--- Start DATASET RECORDS ---
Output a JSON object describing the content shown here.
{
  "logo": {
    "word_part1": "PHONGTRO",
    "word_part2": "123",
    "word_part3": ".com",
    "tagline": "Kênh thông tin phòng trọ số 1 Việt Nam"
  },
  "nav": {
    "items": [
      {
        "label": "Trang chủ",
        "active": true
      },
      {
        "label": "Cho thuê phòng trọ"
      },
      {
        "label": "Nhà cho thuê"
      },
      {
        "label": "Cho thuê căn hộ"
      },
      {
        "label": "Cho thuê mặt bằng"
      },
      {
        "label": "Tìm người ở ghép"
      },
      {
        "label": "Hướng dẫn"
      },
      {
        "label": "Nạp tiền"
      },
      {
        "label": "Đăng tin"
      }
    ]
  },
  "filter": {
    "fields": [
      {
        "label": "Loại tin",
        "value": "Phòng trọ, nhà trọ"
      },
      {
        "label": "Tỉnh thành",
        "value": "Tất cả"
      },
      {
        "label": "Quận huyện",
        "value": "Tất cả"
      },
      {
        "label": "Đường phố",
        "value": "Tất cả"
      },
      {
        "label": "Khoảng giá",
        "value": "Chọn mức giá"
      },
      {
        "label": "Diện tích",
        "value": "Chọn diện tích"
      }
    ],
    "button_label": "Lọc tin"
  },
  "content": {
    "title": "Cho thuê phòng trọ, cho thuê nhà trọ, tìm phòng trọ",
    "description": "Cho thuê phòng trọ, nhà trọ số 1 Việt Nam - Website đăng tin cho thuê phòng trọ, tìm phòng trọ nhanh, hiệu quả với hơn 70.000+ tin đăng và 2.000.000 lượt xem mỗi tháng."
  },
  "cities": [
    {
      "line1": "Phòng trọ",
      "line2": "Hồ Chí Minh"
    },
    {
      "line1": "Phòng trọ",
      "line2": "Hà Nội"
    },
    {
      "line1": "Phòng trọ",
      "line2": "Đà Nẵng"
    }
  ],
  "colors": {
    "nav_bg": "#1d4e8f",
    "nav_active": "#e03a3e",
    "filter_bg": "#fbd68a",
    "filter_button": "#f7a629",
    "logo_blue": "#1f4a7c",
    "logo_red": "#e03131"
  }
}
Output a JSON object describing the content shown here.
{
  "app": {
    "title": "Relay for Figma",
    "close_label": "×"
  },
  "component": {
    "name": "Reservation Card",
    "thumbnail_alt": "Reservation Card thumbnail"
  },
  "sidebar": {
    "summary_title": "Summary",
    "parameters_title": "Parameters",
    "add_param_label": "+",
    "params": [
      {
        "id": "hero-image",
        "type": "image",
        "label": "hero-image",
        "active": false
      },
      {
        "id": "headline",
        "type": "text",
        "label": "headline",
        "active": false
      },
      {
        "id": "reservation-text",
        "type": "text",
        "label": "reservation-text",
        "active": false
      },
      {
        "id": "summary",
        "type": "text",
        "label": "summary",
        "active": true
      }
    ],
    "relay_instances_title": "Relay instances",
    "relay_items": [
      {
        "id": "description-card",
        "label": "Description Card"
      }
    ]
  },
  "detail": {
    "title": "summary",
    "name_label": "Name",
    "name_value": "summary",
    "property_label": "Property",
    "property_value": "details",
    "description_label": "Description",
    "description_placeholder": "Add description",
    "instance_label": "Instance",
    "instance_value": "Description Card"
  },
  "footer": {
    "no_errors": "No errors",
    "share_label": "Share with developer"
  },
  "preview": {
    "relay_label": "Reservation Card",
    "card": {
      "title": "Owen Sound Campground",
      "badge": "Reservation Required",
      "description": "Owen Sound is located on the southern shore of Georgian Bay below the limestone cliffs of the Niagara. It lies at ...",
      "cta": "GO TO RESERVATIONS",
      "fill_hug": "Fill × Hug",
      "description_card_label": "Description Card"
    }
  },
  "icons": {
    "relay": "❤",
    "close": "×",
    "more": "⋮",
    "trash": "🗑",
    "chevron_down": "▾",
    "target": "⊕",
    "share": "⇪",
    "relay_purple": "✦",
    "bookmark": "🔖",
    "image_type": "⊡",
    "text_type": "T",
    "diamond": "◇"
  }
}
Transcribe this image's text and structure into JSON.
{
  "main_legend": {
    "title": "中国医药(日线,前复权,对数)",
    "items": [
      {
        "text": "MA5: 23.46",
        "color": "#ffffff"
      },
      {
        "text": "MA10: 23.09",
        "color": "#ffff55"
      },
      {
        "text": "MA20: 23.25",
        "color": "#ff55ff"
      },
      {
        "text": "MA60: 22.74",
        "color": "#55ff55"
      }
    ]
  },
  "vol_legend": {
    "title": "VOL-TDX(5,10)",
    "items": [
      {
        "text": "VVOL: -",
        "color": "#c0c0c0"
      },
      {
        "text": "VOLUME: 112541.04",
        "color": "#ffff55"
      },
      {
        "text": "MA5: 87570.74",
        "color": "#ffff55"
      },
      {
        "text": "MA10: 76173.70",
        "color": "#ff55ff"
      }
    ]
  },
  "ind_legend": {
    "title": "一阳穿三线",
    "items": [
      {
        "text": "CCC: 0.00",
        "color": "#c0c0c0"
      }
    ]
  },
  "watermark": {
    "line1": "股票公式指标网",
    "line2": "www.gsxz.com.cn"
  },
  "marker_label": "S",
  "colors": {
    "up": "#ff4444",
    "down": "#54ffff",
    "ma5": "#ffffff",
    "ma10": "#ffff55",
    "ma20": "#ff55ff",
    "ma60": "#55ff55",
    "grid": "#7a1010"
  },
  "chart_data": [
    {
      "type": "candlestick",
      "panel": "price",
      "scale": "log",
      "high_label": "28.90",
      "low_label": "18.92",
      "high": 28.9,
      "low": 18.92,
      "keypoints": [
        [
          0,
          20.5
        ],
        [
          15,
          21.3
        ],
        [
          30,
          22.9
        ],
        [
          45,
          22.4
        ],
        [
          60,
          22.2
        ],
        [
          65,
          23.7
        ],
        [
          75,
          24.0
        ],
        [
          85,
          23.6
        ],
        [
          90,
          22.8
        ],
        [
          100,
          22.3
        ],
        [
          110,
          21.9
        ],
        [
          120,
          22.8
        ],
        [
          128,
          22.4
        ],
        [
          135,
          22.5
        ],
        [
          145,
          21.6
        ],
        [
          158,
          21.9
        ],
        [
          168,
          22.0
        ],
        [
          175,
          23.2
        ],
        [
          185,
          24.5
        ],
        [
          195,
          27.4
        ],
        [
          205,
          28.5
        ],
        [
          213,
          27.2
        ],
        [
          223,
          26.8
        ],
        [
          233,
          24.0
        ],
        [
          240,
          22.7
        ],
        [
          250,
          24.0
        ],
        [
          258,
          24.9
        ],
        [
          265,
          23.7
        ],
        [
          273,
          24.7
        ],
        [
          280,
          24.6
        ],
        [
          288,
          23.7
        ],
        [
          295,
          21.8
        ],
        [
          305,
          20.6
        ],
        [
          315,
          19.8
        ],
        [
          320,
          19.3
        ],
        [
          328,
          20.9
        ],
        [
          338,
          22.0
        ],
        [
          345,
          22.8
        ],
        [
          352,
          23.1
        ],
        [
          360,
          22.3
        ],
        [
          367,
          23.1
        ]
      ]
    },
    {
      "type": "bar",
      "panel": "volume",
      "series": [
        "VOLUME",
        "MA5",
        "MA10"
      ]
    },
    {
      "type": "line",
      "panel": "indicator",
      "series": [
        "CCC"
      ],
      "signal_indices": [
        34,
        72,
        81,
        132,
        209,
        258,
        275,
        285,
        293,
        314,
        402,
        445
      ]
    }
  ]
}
--- End DATASET RECORDS ---
Return every line above in which the string "Sound" occurs.

ANSWER TO THIS PROBLEM =>
      "title": "Owen Sound Campground",
      "description": "Owen Sound is located on the southern shore of Georgian Bay below the limestone cliffs of the Niagara. It lies at ...",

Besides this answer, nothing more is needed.